**Work to be completed**.
Review the lines that follow and copy each one that contains the word "Thuringia".

--- --- ---

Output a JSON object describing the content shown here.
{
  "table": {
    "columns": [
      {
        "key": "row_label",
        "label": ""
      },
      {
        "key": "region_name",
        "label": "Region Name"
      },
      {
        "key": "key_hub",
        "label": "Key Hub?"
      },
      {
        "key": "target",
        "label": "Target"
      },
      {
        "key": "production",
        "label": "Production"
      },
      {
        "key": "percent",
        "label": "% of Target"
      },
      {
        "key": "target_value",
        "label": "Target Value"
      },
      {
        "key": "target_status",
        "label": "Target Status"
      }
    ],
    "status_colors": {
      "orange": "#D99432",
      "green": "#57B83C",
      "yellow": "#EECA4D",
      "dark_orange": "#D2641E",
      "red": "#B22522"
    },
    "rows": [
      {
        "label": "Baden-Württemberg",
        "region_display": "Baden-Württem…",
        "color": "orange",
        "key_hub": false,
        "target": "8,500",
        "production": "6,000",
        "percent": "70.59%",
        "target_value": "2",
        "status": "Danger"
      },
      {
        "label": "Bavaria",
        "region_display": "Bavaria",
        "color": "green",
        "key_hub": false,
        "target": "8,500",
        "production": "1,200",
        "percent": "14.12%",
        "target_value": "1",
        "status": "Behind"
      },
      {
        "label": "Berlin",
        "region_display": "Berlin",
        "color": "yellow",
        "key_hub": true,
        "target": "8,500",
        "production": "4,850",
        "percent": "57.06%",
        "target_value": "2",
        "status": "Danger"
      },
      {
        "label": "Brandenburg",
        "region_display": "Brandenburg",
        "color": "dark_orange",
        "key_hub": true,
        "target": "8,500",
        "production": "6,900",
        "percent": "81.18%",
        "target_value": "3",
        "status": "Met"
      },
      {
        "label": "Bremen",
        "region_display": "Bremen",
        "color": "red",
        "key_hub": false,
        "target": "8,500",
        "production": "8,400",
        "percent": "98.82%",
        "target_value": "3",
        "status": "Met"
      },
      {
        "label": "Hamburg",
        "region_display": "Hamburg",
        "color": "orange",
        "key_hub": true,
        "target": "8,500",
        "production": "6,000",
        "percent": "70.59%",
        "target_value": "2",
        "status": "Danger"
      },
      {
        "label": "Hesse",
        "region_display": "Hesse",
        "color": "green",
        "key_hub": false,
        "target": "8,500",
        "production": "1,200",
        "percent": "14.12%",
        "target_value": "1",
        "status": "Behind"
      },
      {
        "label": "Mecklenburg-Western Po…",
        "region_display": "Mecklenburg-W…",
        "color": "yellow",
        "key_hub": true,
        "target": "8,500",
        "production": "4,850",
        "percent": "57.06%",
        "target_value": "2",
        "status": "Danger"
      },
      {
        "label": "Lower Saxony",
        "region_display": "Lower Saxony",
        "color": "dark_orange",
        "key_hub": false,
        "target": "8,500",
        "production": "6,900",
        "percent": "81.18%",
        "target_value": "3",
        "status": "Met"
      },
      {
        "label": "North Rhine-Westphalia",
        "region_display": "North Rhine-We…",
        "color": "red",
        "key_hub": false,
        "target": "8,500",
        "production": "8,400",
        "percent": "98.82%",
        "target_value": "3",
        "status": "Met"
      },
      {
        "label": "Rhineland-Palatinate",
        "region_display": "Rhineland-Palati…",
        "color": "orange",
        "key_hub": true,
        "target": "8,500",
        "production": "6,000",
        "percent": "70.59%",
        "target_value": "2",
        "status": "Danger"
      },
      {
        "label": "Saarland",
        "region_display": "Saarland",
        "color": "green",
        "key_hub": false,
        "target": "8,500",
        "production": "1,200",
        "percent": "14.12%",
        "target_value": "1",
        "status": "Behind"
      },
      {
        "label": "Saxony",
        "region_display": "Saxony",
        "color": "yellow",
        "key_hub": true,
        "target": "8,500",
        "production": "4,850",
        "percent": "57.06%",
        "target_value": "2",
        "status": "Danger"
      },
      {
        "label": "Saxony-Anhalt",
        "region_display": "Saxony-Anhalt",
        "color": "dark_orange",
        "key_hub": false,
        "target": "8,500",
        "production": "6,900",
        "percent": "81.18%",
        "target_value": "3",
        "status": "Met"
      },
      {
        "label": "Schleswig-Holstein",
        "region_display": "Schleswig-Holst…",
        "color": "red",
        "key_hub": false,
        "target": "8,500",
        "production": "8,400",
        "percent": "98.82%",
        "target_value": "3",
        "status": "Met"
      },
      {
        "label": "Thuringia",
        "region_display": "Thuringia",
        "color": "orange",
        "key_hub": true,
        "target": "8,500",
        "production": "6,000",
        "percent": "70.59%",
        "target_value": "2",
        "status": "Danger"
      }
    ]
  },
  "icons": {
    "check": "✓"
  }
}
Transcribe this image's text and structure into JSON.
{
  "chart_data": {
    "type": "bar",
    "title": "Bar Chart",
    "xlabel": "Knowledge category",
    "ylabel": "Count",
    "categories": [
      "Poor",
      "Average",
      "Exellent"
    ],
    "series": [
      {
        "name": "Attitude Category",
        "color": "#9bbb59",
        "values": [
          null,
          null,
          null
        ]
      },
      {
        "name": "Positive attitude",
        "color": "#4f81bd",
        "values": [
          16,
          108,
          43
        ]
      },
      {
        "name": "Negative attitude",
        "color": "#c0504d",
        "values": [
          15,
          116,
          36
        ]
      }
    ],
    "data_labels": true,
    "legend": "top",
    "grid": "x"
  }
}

--- --- ---

**Output of the task**.
        "label": "Thuringia",
        "region_display": "Thuringia",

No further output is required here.